— TASK TO COMPLETE —
Identify the lines that contain the string "your" and copy all of them.

— EXERCISE INPUT —
------------------------------------------------------------
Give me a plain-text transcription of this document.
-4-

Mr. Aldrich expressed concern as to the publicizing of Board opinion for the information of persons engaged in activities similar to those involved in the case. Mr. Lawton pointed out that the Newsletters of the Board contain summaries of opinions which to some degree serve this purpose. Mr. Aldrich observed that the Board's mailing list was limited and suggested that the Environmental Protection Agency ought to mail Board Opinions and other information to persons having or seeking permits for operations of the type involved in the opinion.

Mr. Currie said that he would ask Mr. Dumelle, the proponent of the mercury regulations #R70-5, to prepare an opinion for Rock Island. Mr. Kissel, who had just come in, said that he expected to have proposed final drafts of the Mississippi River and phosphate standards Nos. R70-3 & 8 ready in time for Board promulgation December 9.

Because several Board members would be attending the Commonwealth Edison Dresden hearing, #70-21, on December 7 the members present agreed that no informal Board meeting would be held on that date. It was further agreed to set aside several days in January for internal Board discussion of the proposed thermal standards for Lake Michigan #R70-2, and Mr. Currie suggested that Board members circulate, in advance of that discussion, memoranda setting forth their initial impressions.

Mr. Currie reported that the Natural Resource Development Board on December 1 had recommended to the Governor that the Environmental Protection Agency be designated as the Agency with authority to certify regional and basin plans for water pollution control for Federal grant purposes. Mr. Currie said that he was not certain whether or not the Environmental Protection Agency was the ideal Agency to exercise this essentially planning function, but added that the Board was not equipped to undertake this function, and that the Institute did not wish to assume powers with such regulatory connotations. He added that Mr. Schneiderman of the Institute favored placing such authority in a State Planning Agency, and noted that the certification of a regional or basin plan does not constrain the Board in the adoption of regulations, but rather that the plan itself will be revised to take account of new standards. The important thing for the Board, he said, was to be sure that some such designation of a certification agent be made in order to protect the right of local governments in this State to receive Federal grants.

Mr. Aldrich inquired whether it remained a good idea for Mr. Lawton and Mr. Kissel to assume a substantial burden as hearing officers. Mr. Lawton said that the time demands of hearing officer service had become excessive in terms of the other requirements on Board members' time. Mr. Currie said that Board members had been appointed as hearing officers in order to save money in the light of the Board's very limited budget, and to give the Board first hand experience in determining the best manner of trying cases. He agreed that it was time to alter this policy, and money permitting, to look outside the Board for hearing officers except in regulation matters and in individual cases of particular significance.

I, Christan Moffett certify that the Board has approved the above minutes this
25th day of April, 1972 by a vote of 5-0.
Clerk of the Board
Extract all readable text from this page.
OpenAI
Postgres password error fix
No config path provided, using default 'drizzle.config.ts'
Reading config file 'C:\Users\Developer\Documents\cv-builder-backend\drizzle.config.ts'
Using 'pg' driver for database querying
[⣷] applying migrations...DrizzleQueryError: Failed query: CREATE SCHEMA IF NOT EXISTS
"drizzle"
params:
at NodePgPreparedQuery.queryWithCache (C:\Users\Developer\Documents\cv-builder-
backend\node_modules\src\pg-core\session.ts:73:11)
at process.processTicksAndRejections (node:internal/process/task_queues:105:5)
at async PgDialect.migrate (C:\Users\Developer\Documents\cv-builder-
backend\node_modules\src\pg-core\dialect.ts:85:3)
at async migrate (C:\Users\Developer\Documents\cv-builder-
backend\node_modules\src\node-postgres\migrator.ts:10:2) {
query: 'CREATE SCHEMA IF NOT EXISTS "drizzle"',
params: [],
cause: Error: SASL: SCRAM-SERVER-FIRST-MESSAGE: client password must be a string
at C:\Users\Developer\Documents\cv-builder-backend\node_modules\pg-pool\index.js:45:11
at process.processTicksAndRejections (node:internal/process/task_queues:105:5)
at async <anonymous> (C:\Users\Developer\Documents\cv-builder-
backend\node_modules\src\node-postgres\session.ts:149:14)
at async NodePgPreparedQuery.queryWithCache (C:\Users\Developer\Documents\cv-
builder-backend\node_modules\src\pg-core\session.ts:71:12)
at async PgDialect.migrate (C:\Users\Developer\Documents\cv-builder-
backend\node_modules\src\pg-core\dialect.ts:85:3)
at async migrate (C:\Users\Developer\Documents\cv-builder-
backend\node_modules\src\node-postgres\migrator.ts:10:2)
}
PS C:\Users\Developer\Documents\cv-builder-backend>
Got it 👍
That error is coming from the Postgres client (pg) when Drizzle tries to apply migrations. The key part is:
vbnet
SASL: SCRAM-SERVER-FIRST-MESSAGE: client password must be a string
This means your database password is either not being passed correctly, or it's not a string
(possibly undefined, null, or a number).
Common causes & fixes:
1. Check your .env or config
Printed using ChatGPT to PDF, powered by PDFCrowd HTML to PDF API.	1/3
------------------------------------------------------------
— FINAL RESULT —
This means your database password is either not being passed correctly, or it's not a string
1. Check your .env or config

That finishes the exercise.